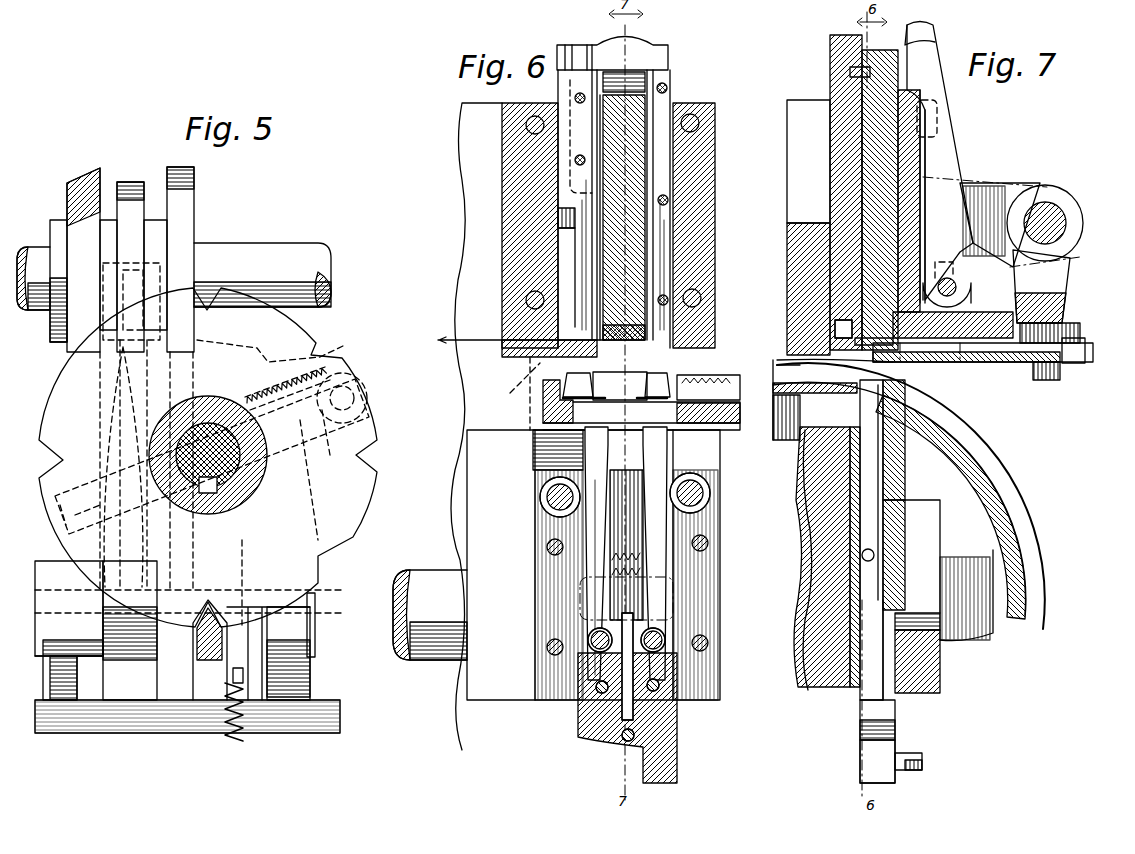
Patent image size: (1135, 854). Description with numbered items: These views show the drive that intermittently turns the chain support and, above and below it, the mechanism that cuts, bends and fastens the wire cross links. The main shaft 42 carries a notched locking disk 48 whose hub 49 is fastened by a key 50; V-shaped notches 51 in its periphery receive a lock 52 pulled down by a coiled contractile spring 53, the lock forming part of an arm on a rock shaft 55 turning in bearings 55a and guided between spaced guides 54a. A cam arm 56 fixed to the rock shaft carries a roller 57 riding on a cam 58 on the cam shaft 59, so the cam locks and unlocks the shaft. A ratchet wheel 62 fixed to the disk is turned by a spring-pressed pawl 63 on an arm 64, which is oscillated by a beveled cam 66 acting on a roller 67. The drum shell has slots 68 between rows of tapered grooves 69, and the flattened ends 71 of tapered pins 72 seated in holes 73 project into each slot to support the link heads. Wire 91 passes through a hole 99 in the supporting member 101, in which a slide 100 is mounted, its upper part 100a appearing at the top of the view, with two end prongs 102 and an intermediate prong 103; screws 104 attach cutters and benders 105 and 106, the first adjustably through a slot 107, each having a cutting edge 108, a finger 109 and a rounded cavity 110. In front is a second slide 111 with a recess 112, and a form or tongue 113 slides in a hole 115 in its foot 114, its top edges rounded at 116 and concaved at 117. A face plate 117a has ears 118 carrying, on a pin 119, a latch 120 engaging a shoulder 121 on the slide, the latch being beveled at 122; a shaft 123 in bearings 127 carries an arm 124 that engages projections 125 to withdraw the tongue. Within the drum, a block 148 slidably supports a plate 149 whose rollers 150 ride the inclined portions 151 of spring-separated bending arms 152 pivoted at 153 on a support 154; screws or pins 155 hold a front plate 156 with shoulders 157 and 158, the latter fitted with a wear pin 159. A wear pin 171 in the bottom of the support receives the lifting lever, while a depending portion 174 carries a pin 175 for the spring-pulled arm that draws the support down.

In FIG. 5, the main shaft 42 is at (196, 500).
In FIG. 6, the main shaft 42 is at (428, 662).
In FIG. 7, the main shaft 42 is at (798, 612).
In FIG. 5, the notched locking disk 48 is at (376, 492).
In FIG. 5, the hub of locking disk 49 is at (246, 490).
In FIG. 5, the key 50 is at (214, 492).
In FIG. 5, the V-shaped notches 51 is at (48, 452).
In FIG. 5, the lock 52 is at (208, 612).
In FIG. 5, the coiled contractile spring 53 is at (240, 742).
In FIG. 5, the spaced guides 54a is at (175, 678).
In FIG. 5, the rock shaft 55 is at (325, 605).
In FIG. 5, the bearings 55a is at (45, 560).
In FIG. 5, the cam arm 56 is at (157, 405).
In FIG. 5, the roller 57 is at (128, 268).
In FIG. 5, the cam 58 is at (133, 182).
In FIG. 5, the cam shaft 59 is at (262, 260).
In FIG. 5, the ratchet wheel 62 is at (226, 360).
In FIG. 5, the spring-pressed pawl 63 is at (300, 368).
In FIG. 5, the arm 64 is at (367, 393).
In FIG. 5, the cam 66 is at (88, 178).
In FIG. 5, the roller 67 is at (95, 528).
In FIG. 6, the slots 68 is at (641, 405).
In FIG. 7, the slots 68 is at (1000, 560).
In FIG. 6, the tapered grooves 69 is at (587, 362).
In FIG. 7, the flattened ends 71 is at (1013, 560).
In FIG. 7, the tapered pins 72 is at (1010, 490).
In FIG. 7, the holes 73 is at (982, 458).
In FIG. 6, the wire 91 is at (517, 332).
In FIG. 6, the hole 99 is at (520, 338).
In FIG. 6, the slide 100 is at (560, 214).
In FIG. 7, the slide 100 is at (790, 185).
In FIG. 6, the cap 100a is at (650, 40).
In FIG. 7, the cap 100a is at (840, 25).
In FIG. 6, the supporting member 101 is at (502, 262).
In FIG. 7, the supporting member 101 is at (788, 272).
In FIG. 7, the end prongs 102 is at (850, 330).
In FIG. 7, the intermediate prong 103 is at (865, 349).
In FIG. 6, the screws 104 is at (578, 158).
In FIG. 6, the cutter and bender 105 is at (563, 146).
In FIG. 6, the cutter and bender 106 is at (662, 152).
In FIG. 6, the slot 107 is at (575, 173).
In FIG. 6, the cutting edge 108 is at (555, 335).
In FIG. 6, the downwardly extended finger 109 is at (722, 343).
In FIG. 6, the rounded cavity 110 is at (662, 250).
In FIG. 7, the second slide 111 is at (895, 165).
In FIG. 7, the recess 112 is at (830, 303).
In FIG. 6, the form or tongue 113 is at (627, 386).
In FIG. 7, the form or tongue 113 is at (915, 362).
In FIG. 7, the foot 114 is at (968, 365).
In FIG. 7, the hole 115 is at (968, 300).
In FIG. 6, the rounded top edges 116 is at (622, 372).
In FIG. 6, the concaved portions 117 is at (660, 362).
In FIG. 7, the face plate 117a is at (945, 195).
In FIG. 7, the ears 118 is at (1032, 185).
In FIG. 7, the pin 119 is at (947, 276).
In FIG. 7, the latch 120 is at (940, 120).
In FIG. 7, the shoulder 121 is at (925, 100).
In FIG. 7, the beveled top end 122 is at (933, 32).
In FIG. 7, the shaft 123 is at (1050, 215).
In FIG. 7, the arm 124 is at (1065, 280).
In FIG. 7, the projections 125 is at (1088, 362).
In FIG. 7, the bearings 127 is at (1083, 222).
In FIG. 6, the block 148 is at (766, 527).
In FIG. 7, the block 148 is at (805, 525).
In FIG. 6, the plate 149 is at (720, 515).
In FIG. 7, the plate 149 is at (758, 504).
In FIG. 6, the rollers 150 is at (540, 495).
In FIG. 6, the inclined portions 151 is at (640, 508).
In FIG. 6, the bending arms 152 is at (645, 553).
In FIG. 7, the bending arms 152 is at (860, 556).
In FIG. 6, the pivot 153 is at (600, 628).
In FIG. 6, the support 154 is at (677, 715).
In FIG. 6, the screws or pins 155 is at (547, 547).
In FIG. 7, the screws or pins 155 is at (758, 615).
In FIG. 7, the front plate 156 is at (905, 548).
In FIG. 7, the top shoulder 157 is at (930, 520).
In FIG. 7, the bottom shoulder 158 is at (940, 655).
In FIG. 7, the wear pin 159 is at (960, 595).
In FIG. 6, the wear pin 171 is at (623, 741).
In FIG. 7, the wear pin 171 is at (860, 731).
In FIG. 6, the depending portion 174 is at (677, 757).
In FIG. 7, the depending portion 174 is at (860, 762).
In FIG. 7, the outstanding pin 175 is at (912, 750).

● ● ●

§ **PROBLEM DETAILS**
Substitute "chain carrier" for "chain support" in the entries above and give them again with nothing else altered. Leave out the pictures.

§ **WRITTEN ANSWER**
Patent image size: (1135, 854). Description with numbered items: These views show the drive that intermittently turns the chain carrier and, above and below it, the mechanism that cuts, bends and fastens the wire cross links. The main shaft 42 carries a notched locking disk 48 whose hub 49 is fastened by a key 50; V-shaped notches 51 in its periphery receive a lock 52 pulled down by a coiled contractile spring 53, the lock forming part of an arm on a rock shaft 55 turning in bearings 55a and guided between spaced guides 54a. A cam arm 56 fixed to the rock shaft carries a roller 57 riding on a cam 58 on the cam shaft 59, so the cam locks and unlocks the shaft. A ratchet wheel 62 fixed to the disk is turned by a spring-pressed pawl 63 on an arm 64, which is oscillated by a beveled cam 66 acting on a roller 67. The drum shell has slots 68 between rows of tapered grooves 69, and the flattened ends 71 of tapered pins 72 seated in holes 73 project into each slot to support the link heads. Wire 91 passes through a hole 99 in the supporting member 101, in which a slide 100 is mounted, its upper part 100a appearing at the top of the view, with two end prongs 102 and an intermediate prong 103; screws 104 attach cutters and benders 105 and 106, the first adjustably through a slot 107, each having a cutting edge 108, a finger 109 and a rounded cavity 110. In front is a second slide 111 with a recess 112, and a form or tongue 113 slides in a hole 115 in its foot 114, its top edges rounded at 116 and concaved at 117. A face plate 117a has ears 118 carrying, on a pin 119, a latch 120 engaging a shoulder 121 on the slide, the latch being beveled at 122; a shaft 123 in bearings 127 carries an arm 124 that engages projections 125 to withdraw the tongue. Within the drum, a block 148 slidably supports a plate 149 whose rollers 150 ride the inclined portions 151 of spring-separated bending arms 152 pivoted at 153 on a support 154; screws or pins 155 hold a front plate 156 with shoulders 157 and 158, the latter fitted with a wear pin 159. A wear pin 171 in the bottom of the support receives the lifting lever, while a depending portion 174 carries a pin 175 for the spring-pulled arm that draws the support down.

In FIG. 5, the main shaft 42 is at (196, 500).
In FIG. 6, the main shaft 42 is at (428, 662).
In FIG. 7, the main shaft 42 is at (798, 612).
In FIG. 5, the notched locking disk 48 is at (376, 492).
In FIG. 5, the hub of locking disk 49 is at (246, 490).
In FIG. 5, the key 50 is at (214, 492).
In FIG. 5, the V-shaped notches 51 is at (48, 452).
In FIG. 5, the lock 52 is at (208, 612).
In FIG. 5, the coiled contractile spring 53 is at (240, 742).
In FIG. 5, the spaced guides 54a is at (175, 678).
In FIG. 5, the rock shaft 55 is at (325, 605).
In FIG. 5, the bearings 55a is at (45, 560).
In FIG. 5, the cam arm 56 is at (157, 405).
In FIG. 5, the roller 57 is at (128, 268).
In FIG. 5, the cam 58 is at (133, 182).
In FIG. 5, the cam shaft 59 is at (262, 260).
In FIG. 5, the ratchet wheel 62 is at (226, 360).
In FIG. 5, the spring-pressed pawl 63 is at (300, 368).
In FIG. 5, the arm 64 is at (367, 393).
In FIG. 5, the cam 66 is at (88, 178).
In FIG. 5, the roller 67 is at (95, 528).
In FIG. 6, the slots 68 is at (641, 405).
In FIG. 7, the slots 68 is at (1000, 560).
In FIG. 6, the tapered grooves 69 is at (587, 362).
In FIG. 7, the flattened ends 71 is at (1013, 560).
In FIG. 7, the tapered pins 72 is at (1010, 490).
In FIG. 7, the holes 73 is at (982, 458).
In FIG. 6, the wire 91 is at (517, 332).
In FIG. 6, the hole 99 is at (520, 338).
In FIG. 6, the slide 100 is at (560, 214).
In FIG. 7, the slide 100 is at (790, 185).
In FIG. 6, the cap 100a is at (650, 40).
In FIG. 7, the cap 100a is at (840, 25).
In FIG. 6, the supporting member 101 is at (502, 262).
In FIG. 7, the supporting member 101 is at (788, 272).
In FIG. 7, the end prongs 102 is at (850, 330).
In FIG. 7, the intermediate prong 103 is at (865, 349).
In FIG. 6, the screws 104 is at (578, 158).
In FIG. 6, the cutter and bender 105 is at (563, 146).
In FIG. 6, the cutter and bender 106 is at (662, 152).
In FIG. 6, the slot 107 is at (575, 173).
In FIG. 6, the cutting edge 108 is at (555, 335).
In FIG. 6, the downwardly extended finger 109 is at (722, 343).
In FIG. 6, the rounded cavity 110 is at (662, 250).
In FIG. 7, the second slide 111 is at (895, 165).
In FIG. 7, the recess 112 is at (830, 303).
In FIG. 6, the form or tongue 113 is at (627, 386).
In FIG. 7, the form or tongue 113 is at (915, 362).
In FIG. 7, the foot 114 is at (968, 365).
In FIG. 7, the hole 115 is at (968, 300).
In FIG. 6, the rounded top edges 116 is at (622, 372).
In FIG. 6, the concaved portions 117 is at (660, 362).
In FIG. 7, the face plate 117a is at (945, 195).
In FIG. 7, the ears 118 is at (1032, 185).
In FIG. 7, the pin 119 is at (947, 276).
In FIG. 7, the latch 120 is at (940, 120).
In FIG. 7, the shoulder 121 is at (925, 100).
In FIG. 7, the beveled top end 122 is at (933, 32).
In FIG. 7, the shaft 123 is at (1050, 215).
In FIG. 7, the arm 124 is at (1065, 280).
In FIG. 7, the projections 125 is at (1088, 362).
In FIG. 7, the bearings 127 is at (1083, 222).
In FIG. 6, the block 148 is at (766, 527).
In FIG. 7, the block 148 is at (805, 525).
In FIG. 6, the plate 149 is at (720, 515).
In FIG. 7, the plate 149 is at (758, 504).
In FIG. 6, the rollers 150 is at (540, 495).
In FIG. 6, the inclined portions 151 is at (640, 508).
In FIG. 6, the bending arms 152 is at (645, 553).
In FIG. 7, the bending arms 152 is at (860, 556).
In FIG. 6, the pivot 153 is at (600, 628).
In FIG. 6, the support 154 is at (677, 715).
In FIG. 6, the screws or pins 155 is at (547, 547).
In FIG. 7, the screws or pins 155 is at (758, 615).
In FIG. 7, the front plate 156 is at (905, 548).
In FIG. 7, the top shoulder 157 is at (930, 520).
In FIG. 7, the bottom shoulder 158 is at (940, 655).
In FIG. 7, the wear pin 159 is at (960, 595).
In FIG. 6, the wear pin 171 is at (623, 741).
In FIG. 7, the wear pin 171 is at (860, 731).
In FIG. 6, the depending portion 174 is at (677, 757).
In FIG. 7, the depending portion 174 is at (860, 762).
In FIG. 7, the outstanding pin 175 is at (912, 750).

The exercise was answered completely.